◆ PROMPT ◆
How many of the lines below include "ottobre"? Give the number and no other words.

◆ MATERIAL SUPPLIED ◆
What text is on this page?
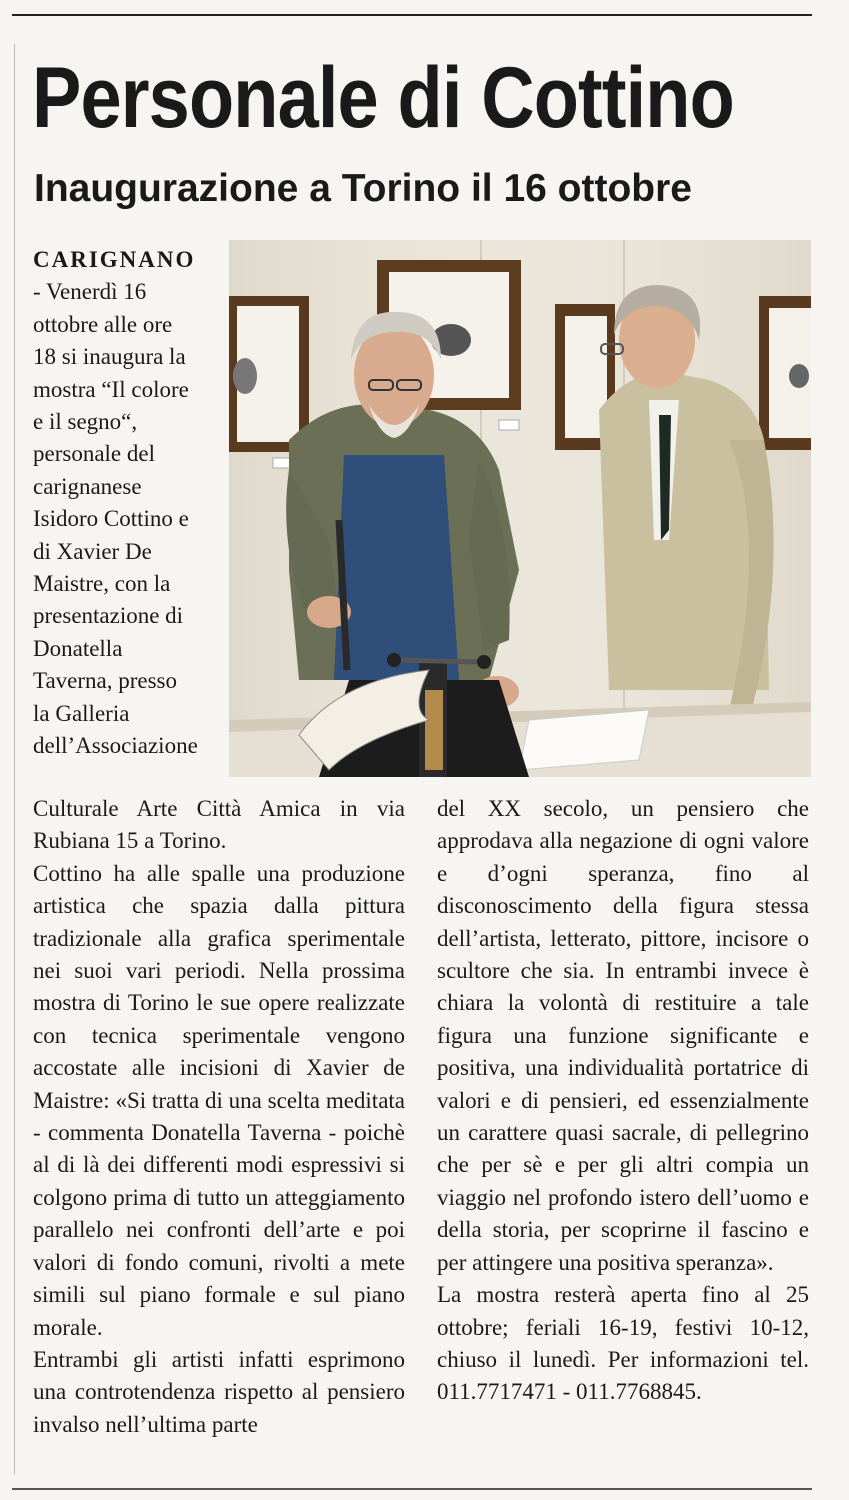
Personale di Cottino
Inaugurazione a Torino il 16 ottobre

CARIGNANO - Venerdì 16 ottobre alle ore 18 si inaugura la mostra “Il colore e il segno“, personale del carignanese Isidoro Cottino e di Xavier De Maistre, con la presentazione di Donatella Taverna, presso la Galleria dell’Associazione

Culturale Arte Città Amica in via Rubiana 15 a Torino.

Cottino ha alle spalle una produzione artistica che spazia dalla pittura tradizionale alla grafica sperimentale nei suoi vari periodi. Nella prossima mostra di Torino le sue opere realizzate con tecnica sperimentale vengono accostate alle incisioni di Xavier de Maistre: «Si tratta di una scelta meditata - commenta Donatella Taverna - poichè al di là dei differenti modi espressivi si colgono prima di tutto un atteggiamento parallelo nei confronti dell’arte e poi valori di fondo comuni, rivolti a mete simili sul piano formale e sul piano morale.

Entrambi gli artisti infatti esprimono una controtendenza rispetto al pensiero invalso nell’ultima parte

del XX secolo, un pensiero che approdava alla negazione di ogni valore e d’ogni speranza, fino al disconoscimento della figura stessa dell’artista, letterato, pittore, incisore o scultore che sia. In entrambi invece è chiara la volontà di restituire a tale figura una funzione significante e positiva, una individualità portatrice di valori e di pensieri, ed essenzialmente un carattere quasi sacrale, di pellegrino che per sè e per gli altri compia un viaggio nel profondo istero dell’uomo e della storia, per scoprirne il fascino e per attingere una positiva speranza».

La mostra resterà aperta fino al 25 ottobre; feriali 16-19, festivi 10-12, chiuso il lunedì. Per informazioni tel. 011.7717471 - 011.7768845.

* * *

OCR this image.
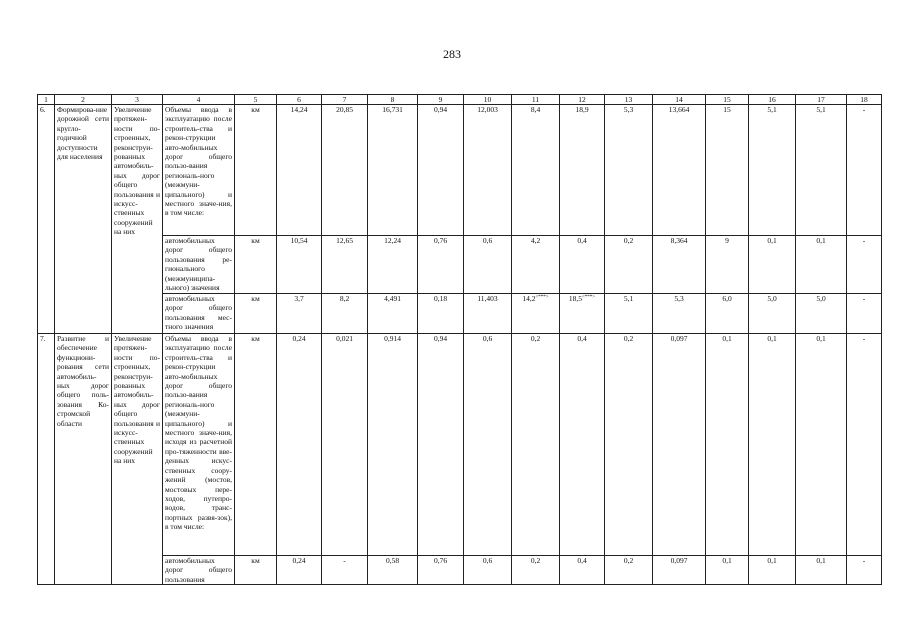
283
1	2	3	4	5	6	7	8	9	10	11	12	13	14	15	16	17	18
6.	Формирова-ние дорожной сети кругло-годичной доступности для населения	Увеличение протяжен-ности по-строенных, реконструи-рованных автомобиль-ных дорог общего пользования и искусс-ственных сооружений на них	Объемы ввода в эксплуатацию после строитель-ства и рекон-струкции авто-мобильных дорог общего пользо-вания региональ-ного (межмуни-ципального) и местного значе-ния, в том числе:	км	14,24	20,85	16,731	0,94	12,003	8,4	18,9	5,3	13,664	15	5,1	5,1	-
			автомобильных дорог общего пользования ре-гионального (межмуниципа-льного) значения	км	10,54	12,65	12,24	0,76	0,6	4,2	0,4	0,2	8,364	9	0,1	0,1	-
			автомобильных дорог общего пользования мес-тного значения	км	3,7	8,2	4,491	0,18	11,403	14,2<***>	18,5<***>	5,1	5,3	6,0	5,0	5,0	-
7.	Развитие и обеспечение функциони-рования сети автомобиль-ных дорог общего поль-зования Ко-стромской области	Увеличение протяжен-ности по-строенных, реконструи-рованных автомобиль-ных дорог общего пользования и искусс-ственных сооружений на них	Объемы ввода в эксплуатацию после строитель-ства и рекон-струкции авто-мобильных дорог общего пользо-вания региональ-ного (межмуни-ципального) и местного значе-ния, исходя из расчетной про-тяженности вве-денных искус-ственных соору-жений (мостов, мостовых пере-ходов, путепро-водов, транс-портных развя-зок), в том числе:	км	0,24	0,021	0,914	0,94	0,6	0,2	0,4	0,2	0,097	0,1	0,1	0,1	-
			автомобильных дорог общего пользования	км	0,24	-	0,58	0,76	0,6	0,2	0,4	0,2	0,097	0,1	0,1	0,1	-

◆ RESPONSE ◆
3